* BEGIN *

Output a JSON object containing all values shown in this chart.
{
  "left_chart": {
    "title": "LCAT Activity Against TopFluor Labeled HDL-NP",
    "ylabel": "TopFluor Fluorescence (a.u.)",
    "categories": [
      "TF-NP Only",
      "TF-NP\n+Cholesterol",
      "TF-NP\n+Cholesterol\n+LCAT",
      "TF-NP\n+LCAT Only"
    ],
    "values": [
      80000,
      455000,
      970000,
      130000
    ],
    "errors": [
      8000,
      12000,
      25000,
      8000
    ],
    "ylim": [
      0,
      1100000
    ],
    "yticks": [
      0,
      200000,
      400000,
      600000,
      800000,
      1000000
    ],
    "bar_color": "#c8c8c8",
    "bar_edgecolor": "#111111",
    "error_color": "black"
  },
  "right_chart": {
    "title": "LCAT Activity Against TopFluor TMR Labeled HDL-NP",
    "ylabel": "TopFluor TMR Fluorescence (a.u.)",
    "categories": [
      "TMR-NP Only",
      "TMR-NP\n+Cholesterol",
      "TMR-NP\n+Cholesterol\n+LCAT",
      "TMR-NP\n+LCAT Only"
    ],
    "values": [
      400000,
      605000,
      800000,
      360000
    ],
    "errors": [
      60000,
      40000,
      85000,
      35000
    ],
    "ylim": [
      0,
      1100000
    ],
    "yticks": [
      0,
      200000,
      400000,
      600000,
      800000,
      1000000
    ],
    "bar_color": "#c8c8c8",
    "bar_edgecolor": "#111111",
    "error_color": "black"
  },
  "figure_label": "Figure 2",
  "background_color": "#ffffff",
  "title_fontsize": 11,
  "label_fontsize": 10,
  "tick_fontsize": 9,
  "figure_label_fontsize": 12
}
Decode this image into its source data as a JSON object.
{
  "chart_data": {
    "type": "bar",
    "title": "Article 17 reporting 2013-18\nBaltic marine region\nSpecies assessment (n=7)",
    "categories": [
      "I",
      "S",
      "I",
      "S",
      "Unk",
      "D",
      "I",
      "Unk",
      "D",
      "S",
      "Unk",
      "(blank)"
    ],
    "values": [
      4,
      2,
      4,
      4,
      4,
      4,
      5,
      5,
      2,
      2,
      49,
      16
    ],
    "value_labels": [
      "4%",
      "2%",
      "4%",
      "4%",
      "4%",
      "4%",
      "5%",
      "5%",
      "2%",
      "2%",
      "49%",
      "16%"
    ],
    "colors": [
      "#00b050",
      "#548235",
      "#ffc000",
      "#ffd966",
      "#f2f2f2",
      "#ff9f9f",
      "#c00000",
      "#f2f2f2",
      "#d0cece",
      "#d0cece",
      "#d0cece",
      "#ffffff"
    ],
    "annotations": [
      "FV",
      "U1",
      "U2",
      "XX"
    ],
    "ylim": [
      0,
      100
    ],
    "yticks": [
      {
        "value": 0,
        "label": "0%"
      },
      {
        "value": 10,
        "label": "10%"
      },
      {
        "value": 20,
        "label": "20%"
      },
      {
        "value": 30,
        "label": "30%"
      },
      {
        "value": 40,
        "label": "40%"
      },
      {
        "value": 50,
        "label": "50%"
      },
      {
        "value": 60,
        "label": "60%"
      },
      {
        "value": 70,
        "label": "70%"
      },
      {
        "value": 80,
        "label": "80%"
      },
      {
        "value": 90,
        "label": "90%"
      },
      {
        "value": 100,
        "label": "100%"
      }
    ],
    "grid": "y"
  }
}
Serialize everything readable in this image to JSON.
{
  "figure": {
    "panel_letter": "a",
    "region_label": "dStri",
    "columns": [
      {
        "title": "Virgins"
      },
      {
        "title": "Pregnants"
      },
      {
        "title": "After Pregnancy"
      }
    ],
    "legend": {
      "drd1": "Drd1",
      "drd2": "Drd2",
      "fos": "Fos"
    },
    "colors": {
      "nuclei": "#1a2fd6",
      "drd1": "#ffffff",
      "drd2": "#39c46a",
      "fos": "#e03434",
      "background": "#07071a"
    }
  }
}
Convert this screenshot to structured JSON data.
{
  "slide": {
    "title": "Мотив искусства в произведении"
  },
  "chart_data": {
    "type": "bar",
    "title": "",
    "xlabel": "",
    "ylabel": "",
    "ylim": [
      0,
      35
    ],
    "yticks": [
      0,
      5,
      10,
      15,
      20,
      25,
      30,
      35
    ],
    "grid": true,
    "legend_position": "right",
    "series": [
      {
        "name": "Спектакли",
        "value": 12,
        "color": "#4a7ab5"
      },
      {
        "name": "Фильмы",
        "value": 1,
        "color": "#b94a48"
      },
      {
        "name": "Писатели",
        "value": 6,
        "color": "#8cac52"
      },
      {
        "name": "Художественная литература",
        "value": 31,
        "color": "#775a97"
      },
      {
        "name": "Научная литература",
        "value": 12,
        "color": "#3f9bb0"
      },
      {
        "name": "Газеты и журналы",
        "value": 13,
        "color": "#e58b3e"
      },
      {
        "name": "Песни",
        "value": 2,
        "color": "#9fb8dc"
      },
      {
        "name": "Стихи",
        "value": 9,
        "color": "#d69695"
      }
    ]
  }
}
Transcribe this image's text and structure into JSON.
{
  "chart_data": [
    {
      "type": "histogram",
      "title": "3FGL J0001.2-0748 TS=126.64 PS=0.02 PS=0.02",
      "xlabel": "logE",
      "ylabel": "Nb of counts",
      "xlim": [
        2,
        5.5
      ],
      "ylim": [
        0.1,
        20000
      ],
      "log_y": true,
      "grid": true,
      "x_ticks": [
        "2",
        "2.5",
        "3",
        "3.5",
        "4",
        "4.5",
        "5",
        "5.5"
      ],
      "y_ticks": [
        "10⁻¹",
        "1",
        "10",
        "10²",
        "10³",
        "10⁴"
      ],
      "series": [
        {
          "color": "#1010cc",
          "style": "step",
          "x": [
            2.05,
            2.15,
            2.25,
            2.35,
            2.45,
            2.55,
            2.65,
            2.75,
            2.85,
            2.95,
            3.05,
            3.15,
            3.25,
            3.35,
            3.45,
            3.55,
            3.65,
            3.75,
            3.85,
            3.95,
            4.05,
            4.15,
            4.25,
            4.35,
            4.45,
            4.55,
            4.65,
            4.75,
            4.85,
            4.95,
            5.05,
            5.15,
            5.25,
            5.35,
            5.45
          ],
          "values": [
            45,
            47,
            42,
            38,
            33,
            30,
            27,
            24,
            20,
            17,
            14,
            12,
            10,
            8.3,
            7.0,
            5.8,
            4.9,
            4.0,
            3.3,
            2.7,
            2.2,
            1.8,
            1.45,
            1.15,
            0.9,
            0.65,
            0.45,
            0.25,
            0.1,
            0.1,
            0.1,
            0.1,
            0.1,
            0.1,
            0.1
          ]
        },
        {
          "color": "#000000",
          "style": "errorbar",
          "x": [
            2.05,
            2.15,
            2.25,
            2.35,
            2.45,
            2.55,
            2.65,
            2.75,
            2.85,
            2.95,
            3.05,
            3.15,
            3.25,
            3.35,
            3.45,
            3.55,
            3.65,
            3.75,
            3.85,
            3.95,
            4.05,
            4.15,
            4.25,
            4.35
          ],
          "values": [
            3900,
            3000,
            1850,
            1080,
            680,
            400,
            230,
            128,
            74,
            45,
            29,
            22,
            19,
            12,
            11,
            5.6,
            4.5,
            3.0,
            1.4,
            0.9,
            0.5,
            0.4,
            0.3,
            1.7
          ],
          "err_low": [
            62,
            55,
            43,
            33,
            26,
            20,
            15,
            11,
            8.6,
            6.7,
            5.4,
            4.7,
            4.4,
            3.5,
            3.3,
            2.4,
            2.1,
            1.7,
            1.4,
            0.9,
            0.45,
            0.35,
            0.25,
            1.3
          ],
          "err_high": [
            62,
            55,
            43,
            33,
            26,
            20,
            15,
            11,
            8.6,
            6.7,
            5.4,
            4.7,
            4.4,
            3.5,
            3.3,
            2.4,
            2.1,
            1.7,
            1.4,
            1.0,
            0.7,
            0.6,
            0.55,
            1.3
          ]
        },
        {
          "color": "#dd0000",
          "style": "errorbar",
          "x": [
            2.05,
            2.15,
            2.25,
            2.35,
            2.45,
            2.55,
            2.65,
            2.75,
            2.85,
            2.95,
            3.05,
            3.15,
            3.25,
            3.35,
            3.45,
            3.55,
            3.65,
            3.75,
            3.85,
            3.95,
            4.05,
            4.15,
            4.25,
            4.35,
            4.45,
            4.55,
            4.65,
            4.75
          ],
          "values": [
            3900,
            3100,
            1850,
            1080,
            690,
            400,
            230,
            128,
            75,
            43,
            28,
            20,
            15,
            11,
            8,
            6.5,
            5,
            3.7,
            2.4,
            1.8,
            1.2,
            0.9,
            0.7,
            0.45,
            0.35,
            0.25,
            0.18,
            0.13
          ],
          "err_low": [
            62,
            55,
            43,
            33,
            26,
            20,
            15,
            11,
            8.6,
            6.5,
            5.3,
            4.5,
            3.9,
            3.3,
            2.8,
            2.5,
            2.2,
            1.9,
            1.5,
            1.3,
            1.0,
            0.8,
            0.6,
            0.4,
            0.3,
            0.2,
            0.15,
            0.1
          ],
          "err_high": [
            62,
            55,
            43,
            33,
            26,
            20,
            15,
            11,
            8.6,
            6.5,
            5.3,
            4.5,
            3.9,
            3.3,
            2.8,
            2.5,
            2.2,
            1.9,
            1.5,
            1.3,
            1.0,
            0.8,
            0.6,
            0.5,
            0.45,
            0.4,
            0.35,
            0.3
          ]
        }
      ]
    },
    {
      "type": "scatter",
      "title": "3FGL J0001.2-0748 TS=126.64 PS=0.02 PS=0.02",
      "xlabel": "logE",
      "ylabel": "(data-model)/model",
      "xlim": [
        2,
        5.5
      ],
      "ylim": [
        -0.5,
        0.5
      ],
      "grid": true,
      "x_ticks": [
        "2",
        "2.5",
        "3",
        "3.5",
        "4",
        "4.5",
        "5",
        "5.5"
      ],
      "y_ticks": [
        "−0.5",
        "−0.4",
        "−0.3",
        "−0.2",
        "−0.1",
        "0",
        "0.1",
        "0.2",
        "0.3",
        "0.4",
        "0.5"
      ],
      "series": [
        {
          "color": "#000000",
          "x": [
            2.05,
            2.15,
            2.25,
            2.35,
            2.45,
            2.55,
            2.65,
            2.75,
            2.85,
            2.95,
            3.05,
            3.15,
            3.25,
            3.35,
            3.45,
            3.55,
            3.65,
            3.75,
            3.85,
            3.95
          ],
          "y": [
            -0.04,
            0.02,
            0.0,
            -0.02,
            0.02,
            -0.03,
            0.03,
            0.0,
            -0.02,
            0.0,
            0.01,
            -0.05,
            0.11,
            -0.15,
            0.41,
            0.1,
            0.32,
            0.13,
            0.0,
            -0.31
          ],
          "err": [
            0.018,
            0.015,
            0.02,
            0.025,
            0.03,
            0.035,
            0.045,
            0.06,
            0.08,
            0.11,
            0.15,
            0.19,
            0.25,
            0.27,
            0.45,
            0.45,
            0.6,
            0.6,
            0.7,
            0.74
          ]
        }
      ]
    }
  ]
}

* END *

Exercise objective: Among the lines of the material, find those that hold the word "Labeled" and copy them.

Task answer:
    "title": "LCAT Activity Against TopFluor Labeled HDL-NP",
    "title": "LCAT Activity Against TopFluor TMR Labeled HDL-NP",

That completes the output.